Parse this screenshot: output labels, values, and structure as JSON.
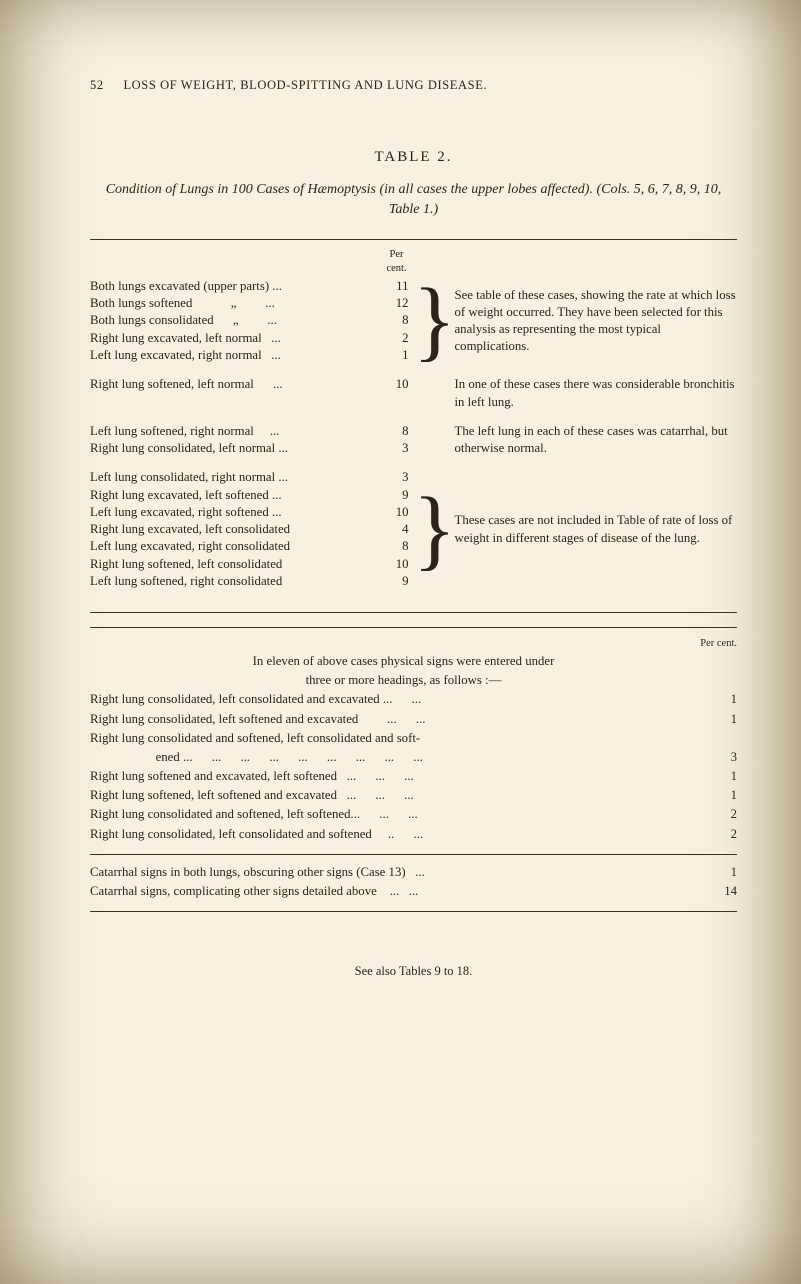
{
  "page_number": "52",
  "running_head": "LOSS OF WEIGHT, BLOOD-SPITTING AND LUNG DISEASE.",
  "table_label": "TABLE 2.",
  "caption_pre": "Condition of Lungs in ",
  "caption_num": "100",
  "caption_mid": " Cases of Hæmoptysis (in all cases the upper lobes affected).",
  "caption_cols": "   (Cols. 5, 6, 7, 8, 9, 10, Table 1.)",
  "percent_label": "Per cent.",
  "groups": [
    {
      "left": [
        "Both lungs excavated (upper parts) ...",
        "Both lungs softened            „         ...",
        "Both lungs consolidated      „         ...",
        "Right lung excavated, left normal   ...",
        "Left lung excavated, right normal   ..."
      ],
      "nums": [
        "11",
        "12",
        "8",
        "2",
        "1"
      ],
      "brace": "}",
      "brace_class": "brace-xl",
      "right": "See table of these cases, showing the rate at which loss of weight occurred. They have been selected for this analysis as representing the most typical complications."
    },
    {
      "left": [
        "Right lung softened, left normal      ..."
      ],
      "nums": [
        "10"
      ],
      "brace": "",
      "brace_class": "brace-s",
      "right": "In one of these cases there was considerable bronchitis in left lung."
    },
    {
      "left": [
        "Left lung softened, right normal     ...",
        "Right lung consolidated, left normal ..."
      ],
      "nums": [
        "8",
        "3"
      ],
      "brace": "",
      "brace_class": "brace-s",
      "right": "The left lung in each of these cases was catarrhal, but otherwise normal."
    },
    {
      "left": [
        "Left lung consolidated, right normal ...",
        "Right lung excavated, left softened ...",
        "Left lung excavated, right softened ...",
        "Right lung excavated, left consolidated",
        "Left lung excavated, right consolidated",
        "Right lung softened, left consolidated",
        "Left lung softened, right consolidated"
      ],
      "nums": [
        "3",
        "9",
        "10",
        "4",
        "8",
        "10",
        "9"
      ],
      "brace": "}",
      "brace_class": "brace-xl",
      "right": "These cases are not included in Table of rate of loss of weight in different stages of disease of the lung."
    }
  ],
  "sec2_intro1": "In eleven of above cases physical signs were entered under",
  "sec2_intro2": "three or more headings, as follows :—",
  "sec2_rows": [
    {
      "t": "Right lung consolidated, left consolidated and excavated ...      ...",
      "n": "1"
    },
    {
      "t": "Right lung consolidated, left softened and excavated         ...      ...",
      "n": "1"
    },
    {
      "t": "Right lung consolidated and softened, left consolidated and soft-",
      "n": ""
    },
    {
      "t": "        ened ...      ...      ...      ...      ...      ...      ...      ...      ...",
      "n": "3",
      "indent": true
    },
    {
      "t": "Right lung softened and excavated, left softened   ...      ...      ...",
      "n": "1"
    },
    {
      "t": "Right lung softened, left softened and excavated   ...      ...      ...",
      "n": "1"
    },
    {
      "t": "Right lung consolidated and softened, left softened...      ...      ...",
      "n": "2"
    },
    {
      "t": "Right lung consolidated, left consolidated and softened     ..      ...",
      "n": "2"
    }
  ],
  "sec3_rows": [
    {
      "t": "Catarrhal signs in both lungs, obscuring other signs (Case 13)   ...",
      "n": "1"
    },
    {
      "t": "Catarrhal signs, complicating other signs detailed above    ...   ...",
      "n": "14"
    }
  ],
  "footnote": "See also Tables 9 to 18."
}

Work instructions:
Gather every line from the listing above in which the word "excavated" appears.

Reply:
        "Both lungs excavated (upper parts) ...",
        "Right lung excavated, left normal   ...",
        "Left lung excavated, right normal   ..."
        "Right lung excavated, left softened ...",
        "Left lung excavated, right softened ...",
        "Right lung excavated, left consolidated",
        "Left lung excavated, right consolidated",
      "t": "Right lung consolidated, left consolidated and excavated ...      ...",
      "t": "Right lung consolidated, left softened and excavated         ...      ...",
      "t": "Right lung softened and excavated, left softened   ...      ...      ...",
      "t": "Right lung softened, left softened and excavated   ...      ...      ...",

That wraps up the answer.